• **PASSAGE**
Thanks to Hurricane Harvey, Americans' attention has been focused this last week on Texas, so I thought I'd pick a Lone Star picture for our Saturday movie date. To be sure, The Last Picture Show is set a long way from the glitter of Houston, in a northern town up near the Oklahoma border that does not show the state at its most appealing - a desolate, decrepit Main Street, tumbleweeds bowling down it, dusty pool hall, flimsy screen doors banging in the wind, you know the drill. It's a simply constructed tale on a familiar theme, following the final year of high school through to the dawn of adulthood. But I have always loved this film, since I first saw it when I was about the age of its protagonists, and it has stayed with me over the decades.

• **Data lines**
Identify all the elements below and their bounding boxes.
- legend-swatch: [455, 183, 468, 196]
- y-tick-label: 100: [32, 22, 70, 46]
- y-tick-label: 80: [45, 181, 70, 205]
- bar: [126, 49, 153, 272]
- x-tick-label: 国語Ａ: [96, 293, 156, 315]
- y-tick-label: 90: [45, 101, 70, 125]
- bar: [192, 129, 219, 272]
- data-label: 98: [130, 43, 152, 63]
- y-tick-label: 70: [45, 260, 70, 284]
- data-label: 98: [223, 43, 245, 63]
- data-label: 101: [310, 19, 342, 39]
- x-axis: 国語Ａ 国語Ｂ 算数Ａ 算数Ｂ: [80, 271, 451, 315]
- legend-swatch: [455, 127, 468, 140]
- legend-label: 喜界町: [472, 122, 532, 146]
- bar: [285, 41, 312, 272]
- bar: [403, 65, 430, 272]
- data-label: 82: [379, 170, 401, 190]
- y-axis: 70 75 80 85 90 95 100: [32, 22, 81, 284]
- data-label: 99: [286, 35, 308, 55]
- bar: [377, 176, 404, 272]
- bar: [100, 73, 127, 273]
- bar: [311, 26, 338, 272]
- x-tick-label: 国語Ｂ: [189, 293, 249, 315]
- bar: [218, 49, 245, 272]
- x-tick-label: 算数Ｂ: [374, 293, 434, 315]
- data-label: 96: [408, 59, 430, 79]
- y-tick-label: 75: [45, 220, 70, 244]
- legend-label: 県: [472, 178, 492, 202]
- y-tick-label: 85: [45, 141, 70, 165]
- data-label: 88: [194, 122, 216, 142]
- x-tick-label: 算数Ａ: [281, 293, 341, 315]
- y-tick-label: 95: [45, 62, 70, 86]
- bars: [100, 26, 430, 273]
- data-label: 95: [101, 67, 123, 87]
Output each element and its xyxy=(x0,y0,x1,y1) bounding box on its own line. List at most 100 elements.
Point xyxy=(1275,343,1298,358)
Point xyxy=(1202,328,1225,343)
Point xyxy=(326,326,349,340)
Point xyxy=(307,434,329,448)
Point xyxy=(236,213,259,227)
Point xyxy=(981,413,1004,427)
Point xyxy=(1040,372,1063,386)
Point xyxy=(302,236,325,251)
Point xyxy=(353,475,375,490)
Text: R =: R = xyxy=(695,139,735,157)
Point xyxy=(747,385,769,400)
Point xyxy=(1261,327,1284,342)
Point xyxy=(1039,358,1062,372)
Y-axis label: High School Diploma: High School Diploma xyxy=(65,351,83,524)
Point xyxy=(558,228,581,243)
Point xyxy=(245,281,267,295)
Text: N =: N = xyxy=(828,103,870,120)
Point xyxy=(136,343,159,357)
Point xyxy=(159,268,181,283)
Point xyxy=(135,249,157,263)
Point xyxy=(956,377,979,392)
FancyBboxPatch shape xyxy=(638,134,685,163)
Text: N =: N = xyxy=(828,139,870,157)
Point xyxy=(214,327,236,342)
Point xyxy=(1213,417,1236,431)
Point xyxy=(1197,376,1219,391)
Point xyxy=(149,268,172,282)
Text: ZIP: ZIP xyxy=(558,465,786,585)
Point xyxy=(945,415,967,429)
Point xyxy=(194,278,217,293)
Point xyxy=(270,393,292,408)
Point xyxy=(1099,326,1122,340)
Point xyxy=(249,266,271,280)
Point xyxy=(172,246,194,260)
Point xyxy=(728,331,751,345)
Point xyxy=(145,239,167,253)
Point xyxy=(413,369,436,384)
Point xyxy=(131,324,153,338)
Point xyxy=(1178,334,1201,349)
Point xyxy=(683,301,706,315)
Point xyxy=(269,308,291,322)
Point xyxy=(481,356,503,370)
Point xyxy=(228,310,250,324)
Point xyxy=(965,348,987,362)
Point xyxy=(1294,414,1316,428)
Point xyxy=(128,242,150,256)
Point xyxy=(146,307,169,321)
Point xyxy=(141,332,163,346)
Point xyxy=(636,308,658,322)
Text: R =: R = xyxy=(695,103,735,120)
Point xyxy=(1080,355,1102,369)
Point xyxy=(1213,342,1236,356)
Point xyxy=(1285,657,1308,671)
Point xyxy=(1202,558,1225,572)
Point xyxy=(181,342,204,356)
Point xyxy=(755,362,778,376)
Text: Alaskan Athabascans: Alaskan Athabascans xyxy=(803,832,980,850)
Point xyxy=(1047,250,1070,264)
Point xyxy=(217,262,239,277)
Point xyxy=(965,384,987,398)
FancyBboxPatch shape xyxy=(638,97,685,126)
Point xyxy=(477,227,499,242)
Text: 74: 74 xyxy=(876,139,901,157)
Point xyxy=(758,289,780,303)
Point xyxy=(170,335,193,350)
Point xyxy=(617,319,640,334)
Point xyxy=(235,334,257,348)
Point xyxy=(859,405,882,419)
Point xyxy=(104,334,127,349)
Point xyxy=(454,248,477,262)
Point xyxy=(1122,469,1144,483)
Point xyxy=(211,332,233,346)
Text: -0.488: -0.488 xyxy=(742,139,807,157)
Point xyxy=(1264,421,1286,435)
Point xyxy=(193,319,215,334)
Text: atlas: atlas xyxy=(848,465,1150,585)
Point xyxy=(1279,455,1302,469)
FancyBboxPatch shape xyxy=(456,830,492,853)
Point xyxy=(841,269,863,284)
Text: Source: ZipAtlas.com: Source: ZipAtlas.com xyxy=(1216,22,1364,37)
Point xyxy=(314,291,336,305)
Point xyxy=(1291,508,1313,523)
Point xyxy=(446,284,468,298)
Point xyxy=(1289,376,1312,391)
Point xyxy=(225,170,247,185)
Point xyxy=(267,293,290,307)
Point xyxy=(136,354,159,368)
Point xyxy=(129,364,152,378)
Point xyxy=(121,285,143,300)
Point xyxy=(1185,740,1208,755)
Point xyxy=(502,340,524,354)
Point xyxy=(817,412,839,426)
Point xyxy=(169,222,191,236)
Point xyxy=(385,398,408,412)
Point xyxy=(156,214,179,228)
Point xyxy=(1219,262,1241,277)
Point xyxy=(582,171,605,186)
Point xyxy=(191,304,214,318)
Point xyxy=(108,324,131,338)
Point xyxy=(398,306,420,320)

• **TASKS FOR THIS EXERCISE**
(1) In the passage about The Last Picture Show, where is the film's town located?
(2) Please copy the part of the passage about The Last Picture Show from "Thanks to Hurricane" to "over the decades.".
The records are not needed for this work.

• **OUTPUTS IN ORDER**
(1) It is in northern Texas, up near the Oklahoma border.

(2)
Thanks to Hurricane Harvey, Americans' attention has been focused this last week on Texas, so I thought I'd pick a Lone Star picture for our Saturday movie date. To be sure, The Last Picture Show is set a long way from the glitter of Houston, in a northern town up near the Oklahoma border that does not show the state at its most appealing - a desolate, decrepit Main Street, tumbleweeds bowling down it, dusty pool hall, flimsy screen doors banging in the wind, you know the drill. It's a simply constructed tale on a familiar theme, following the final year of high school through to the dawn of adulthood. But I have always loved this film, since I first saw it when I was about the age of its protagonists, and it has stayed with me over the decades.